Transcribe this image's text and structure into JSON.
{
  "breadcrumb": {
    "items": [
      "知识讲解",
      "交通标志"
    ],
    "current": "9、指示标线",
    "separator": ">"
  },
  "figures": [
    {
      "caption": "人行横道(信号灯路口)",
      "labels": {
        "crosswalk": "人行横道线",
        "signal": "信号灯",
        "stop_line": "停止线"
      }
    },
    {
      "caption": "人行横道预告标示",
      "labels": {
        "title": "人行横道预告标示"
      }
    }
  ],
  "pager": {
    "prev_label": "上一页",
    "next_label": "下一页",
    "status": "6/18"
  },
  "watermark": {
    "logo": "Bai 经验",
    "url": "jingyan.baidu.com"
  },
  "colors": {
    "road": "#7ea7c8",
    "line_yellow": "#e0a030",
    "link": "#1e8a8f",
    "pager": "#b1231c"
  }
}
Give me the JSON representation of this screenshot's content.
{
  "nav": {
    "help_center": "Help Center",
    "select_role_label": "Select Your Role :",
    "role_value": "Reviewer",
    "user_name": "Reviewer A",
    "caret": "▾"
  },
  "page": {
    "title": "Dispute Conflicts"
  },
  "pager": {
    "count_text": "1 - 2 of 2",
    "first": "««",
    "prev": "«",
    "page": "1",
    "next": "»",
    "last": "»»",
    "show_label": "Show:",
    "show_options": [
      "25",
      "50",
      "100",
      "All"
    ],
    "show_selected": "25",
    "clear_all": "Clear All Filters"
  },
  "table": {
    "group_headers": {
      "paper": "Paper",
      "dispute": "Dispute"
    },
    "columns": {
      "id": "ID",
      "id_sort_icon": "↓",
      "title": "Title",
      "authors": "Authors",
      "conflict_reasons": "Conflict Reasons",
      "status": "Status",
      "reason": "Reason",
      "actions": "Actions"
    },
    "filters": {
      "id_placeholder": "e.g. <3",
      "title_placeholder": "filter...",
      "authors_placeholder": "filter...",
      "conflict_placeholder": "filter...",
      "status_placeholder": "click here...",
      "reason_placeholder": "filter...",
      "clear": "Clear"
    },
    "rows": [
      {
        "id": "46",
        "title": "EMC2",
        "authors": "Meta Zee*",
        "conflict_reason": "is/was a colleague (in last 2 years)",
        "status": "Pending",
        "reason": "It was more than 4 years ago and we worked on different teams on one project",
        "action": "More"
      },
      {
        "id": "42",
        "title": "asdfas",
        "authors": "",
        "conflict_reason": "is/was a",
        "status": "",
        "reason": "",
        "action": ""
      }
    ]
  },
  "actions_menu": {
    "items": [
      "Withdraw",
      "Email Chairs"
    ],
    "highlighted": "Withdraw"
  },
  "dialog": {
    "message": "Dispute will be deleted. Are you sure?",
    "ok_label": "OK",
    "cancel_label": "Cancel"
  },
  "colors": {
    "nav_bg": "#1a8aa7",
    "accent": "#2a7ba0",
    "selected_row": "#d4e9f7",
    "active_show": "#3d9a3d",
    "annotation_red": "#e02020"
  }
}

——

CHALLENGE: Examine the entries and report how many of their lines contain the string "last", giving no more than the number.

FULL ANSWER: 2